**PROBLEM DETAILS:** Copy all entries without alteration and skip the pictures they hold.

___ INPUT

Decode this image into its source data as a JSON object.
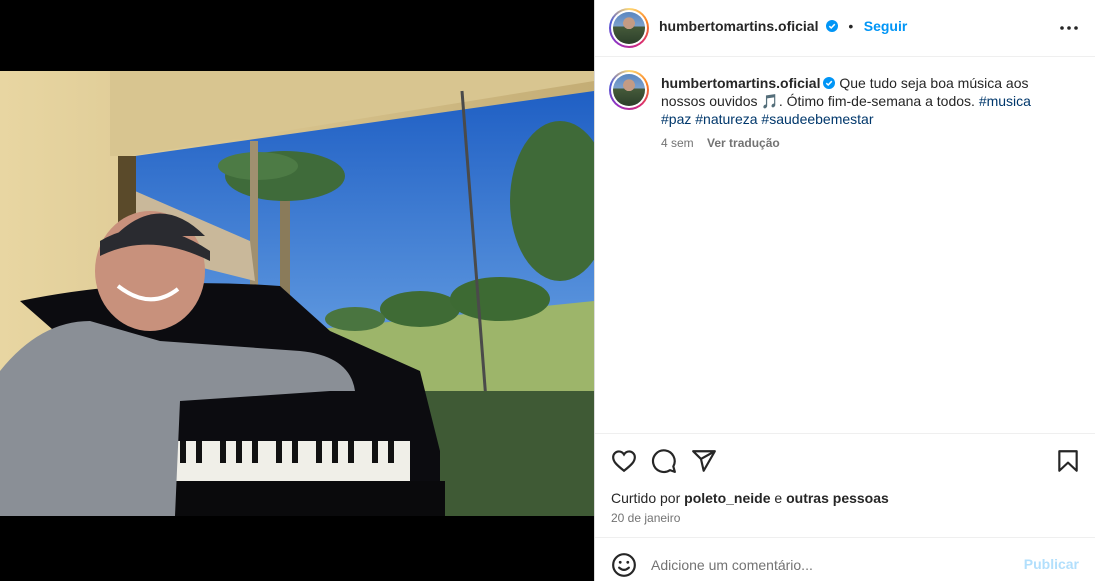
{
  "post": {
    "username": "humbertomartins.oficial",
    "follow_label": "Seguir",
    "separator": "•",
    "caption": {
      "text": "Que tudo seja boa música aos nossos ouvidos",
      "emoji": "🎵",
      "text2": ". Ótimo fim-de-semana a todos.",
      "hashtags": [
        "#musica",
        "#paz",
        "#natureza",
        "#saudeebemestar"
      ]
    },
    "time_ago": "4 sem",
    "translate_label": "Ver tradução",
    "likes": {
      "prefix": "Curtido por",
      "user": "poleto_neide",
      "connector": "e",
      "others": "outras pessoas"
    },
    "date": "20 de janeiro",
    "comment_placeholder": "Adicione um comentário...",
    "publish_label": "Publicar"
  },
  "colors": {
    "accent": "#0095f6",
    "hashtag": "#00376b",
    "muted": "#737373",
    "publish_disabled": "#b2dffc"
  },
  "icons": [
    "verified-badge-icon",
    "more-options-icon",
    "heart-icon",
    "comment-icon",
    "share-icon",
    "bookmark-icon",
    "emoji-icon"
  ]
}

______

**SOLVED PROBLEM:**
Decode this image into its source data as a JSON object.
{
  "post": {
    "username": "humbertomartins.oficial",
    "follow_label": "Seguir",
    "separator": "•",
    "caption": {
      "text": "Que tudo seja boa música aos nossos ouvidos",
      "emoji": "🎵",
      "text2": ". Ótimo fim-de-semana a todos.",
      "hashtags": [
        "#musica",
        "#paz",
        "#natureza",
        "#saudeebemestar"
      ]
    },
    "time_ago": "4 sem",
    "translate_label": "Ver tradução",
    "likes": {
      "prefix": "Curtido por",
      "user": "poleto_neide",
      "connector": "e",
      "others": "outras pessoas"
    },
    "date": "20 de janeiro",
    "comment_placeholder": "Adicione um comentário...",
    "publish_label": "Publicar"
  },
  "colors": {
    "accent": "#0095f6",
    "hashtag": "#00376b",
    "muted": "#737373",
    "publish_disabled": "#b2dffc"
  },
  "icons": [
    "verified-badge-icon",
    "more-options-icon",
    "heart-icon",
    "comment-icon",
    "share-icon",
    "bookmark-icon",
    "emoji-icon"
  ]
}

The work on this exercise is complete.